━━━━━ MATERIAL SHOWN

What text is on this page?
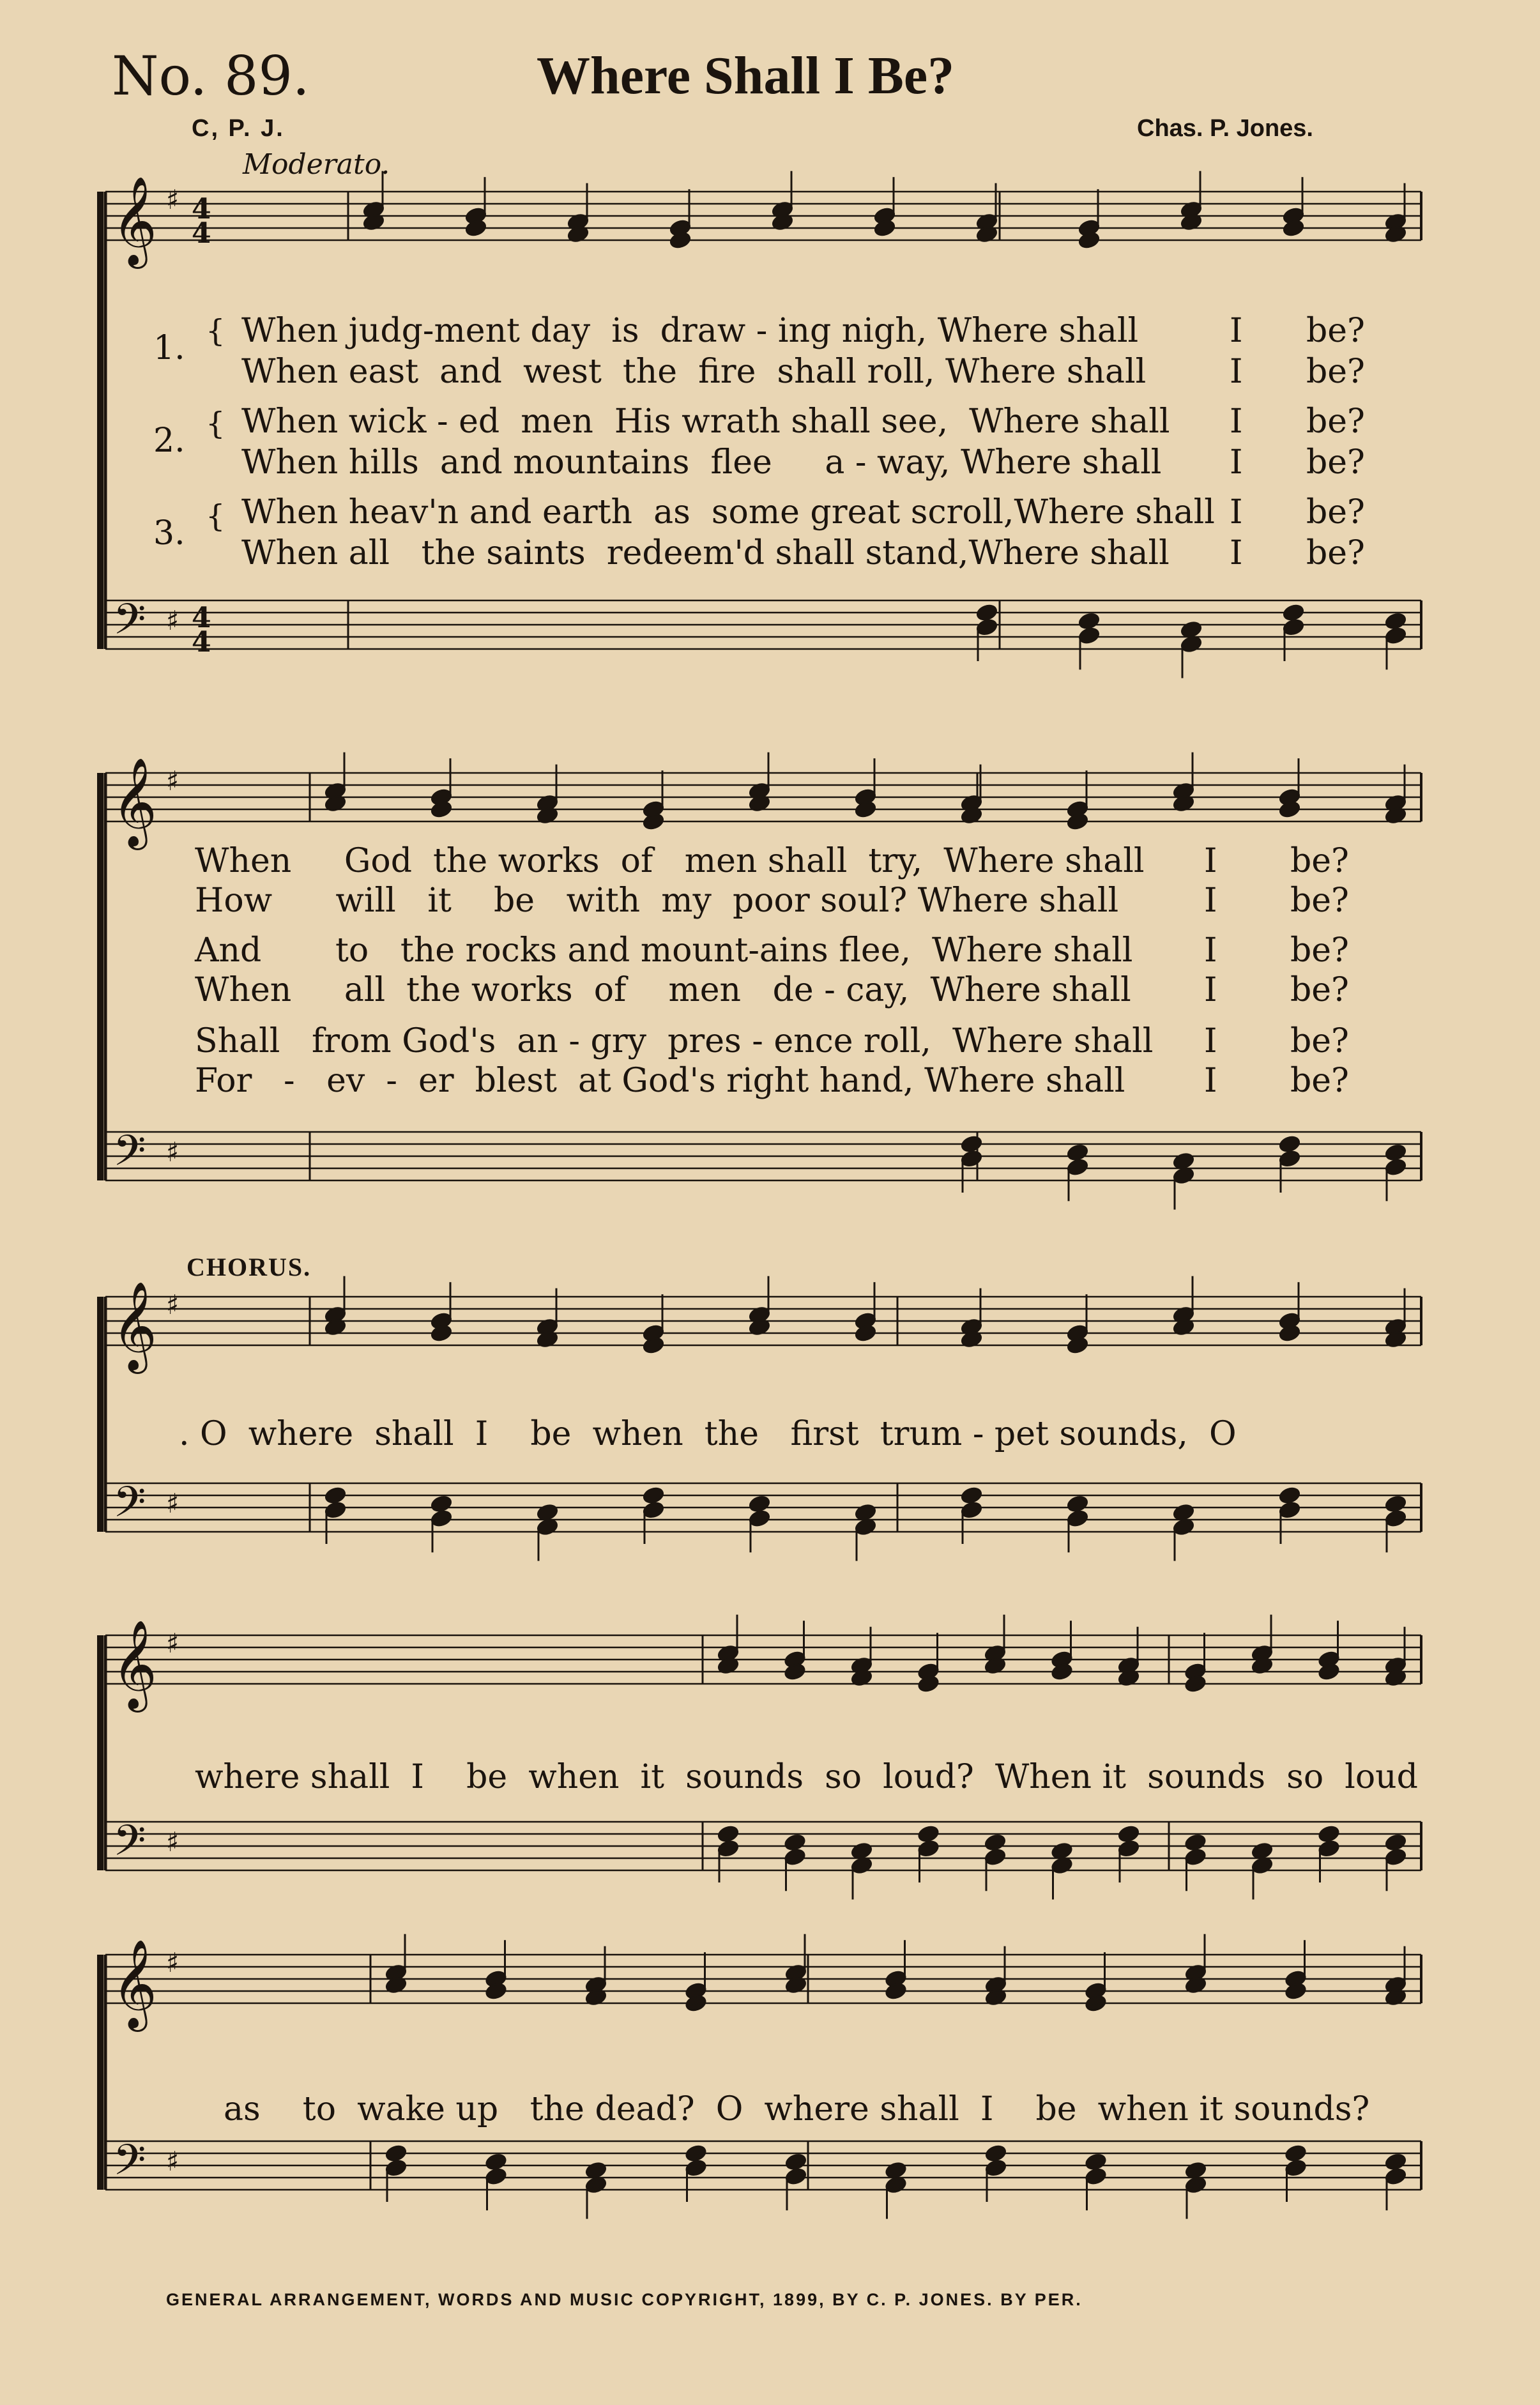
No. 89.	Where Shall I Be?
C, P. J.	Chas. P. Jones.
Moderato.
𝄞
𝄢
♯
♯
𝄞
𝄢
♯
♯
𝄞
𝄢
♯
♯
𝄞
𝄢
♯
♯
𝄞
𝄢
♯
♯
4
4
4
4
1. { When judg-ment day  is  draw - ing nigh, Where shall
When east  and  west  the  fire  shall roll, Where shall
2. { When wick - ed  men  His wrath shall see,  Where shall
When hills  and mountains  flee     a - way, Where shall
3. { When heav'n and earth  as  some great scroll,Where shall
When all   the saints  redeem'd shall stand,Where shall
I be?
I be?
I be?
I be?
I be?
I be?
When     God  the works  of   men shall  try,  Where shall
How      will   it    be   with  my  poor soul? Where shall
And       to   the rocks and mount-ains flee,  Where shall
When     all  the works  of    men   de - cay,  Where shall
Shall   from God's  an - gry  pres - ence roll,  Where shall
For   -   ev  -  er  blest  at God's right hand, Where shall
I be?
I be?
I be?
I be?
I be?
I be?
CHORUS.
. O  where  shall  I    be  when  the   first  trum - pet sounds,  O
where shall  I    be  when  it  sounds  so  loud?  When it  sounds  so  loud
as    to  wake up   the dead?  O  where shall  I    be  when it sounds?
GENERAL ARRANGEMENT, WORDS AND MUSIC COPYRIGHT, 1899, BY C. P. JONES. BY PER.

━━━━━━━━━━

Only lines with the word "flee" should be collected from the material.

When hills  and mountains  flee     a - way, Where shall
And       to   the rocks and mount-ains flee,  Where shall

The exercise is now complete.